[Records about charts and figures]
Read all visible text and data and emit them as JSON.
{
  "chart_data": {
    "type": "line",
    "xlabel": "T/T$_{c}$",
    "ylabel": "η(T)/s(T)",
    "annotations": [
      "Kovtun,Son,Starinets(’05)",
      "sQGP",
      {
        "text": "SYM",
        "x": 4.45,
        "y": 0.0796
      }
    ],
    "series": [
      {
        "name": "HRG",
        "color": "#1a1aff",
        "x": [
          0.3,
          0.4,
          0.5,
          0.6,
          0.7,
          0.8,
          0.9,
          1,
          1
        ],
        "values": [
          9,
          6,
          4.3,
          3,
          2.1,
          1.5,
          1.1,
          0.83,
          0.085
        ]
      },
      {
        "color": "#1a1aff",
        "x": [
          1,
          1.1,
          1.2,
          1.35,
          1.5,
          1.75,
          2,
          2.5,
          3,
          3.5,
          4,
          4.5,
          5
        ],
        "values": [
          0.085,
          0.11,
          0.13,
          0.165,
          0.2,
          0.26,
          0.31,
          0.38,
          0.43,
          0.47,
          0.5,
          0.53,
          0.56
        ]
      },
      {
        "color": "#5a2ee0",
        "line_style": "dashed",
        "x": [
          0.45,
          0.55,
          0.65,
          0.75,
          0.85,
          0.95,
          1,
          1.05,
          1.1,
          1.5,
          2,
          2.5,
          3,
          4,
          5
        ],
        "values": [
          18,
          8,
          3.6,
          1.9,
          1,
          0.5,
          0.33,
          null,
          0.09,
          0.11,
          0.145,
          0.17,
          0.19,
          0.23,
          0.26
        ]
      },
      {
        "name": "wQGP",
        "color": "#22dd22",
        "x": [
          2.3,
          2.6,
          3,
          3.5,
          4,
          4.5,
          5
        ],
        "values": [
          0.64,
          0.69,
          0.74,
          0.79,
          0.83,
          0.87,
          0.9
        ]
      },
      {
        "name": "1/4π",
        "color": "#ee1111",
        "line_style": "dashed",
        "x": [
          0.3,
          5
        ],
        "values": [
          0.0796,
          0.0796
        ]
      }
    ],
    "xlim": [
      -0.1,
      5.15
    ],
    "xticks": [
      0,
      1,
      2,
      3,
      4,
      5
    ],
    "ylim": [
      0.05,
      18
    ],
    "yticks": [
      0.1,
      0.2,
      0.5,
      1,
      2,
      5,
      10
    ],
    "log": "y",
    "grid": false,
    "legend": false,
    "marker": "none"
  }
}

Brief → Repeat the listing exactly, from its first line to its last.

Response to the exercise →
Read all visible text and data and emit them as JSON.
{
  "chart_data": {
    "type": "line",
    "xlabel": "T/T$_{c}$",
    "ylabel": "η(T)/s(T)",
    "annotations": [
      "Kovtun,Son,Starinets(’05)",
      "sQGP",
      {
        "text": "SYM",
        "x": 4.45,
        "y": 0.0796
      }
    ],
    "series": [
      {
        "name": "HRG",
        "color": "#1a1aff",
        "x": [
          0.3,
          0.4,
          0.5,
          0.6,
          0.7,
          0.8,
          0.9,
          1,
          1
        ],
        "values": [
          9,
          6,
          4.3,
          3,
          2.1,
          1.5,
          1.1,
          0.83,
          0.085
        ]
      },
      {
        "color": "#1a1aff",
        "x": [
          1,
          1.1,
          1.2,
          1.35,
          1.5,
          1.75,
          2,
          2.5,
          3,
          3.5,
          4,
          4.5,
          5
        ],
        "values": [
          0.085,
          0.11,
          0.13,
          0.165,
          0.2,
          0.26,
          0.31,
          0.38,
          0.43,
          0.47,
          0.5,
          0.53,
          0.56
        ]
      },
      {
        "color": "#5a2ee0",
        "line_style": "dashed",
        "x": [
          0.45,
          0.55,
          0.65,
          0.75,
          0.85,
          0.95,
          1,
          1.05,
          1.1,
          1.5,
          2,
          2.5,
          3,
          4,
          5
        ],
        "values": [
          18,
          8,
          3.6,
          1.9,
          1,
          0.5,
          0.33,
          null,
          0.09,
          0.11,
          0.145,
          0.17,
          0.19,
          0.23,
          0.26
        ]
      },
      {
        "name": "wQGP",
        "color": "#22dd22",
        "x": [
          2.3,
          2.6,
          3,
          3.5,
          4,
          4.5,
          5
        ],
        "values": [
          0.64,
          0.69,
          0.74,
          0.79,
          0.83,
          0.87,
          0.9
        ]
      },
      {
        "name": "1/4π",
        "color": "#ee1111",
        "line_style": "dashed",
        "x": [
          0.3,
          5
        ],
        "values": [
          0.0796,
          0.0796
        ]
      }
    ],
    "xlim": [
      -0.1,
      5.15
    ],
    "xticks": [
      0,
      1,
      2,
      3,
      4,
      5
    ],
    "ylim": [
      0.05,
      18
    ],
    "yticks": [
      0.1,
      0.2,
      0.5,
      1,
      2,
      5,
      10
    ],
    "log": "y",
    "grid": false,
    "legend": false,
    "marker": "none"
  }
}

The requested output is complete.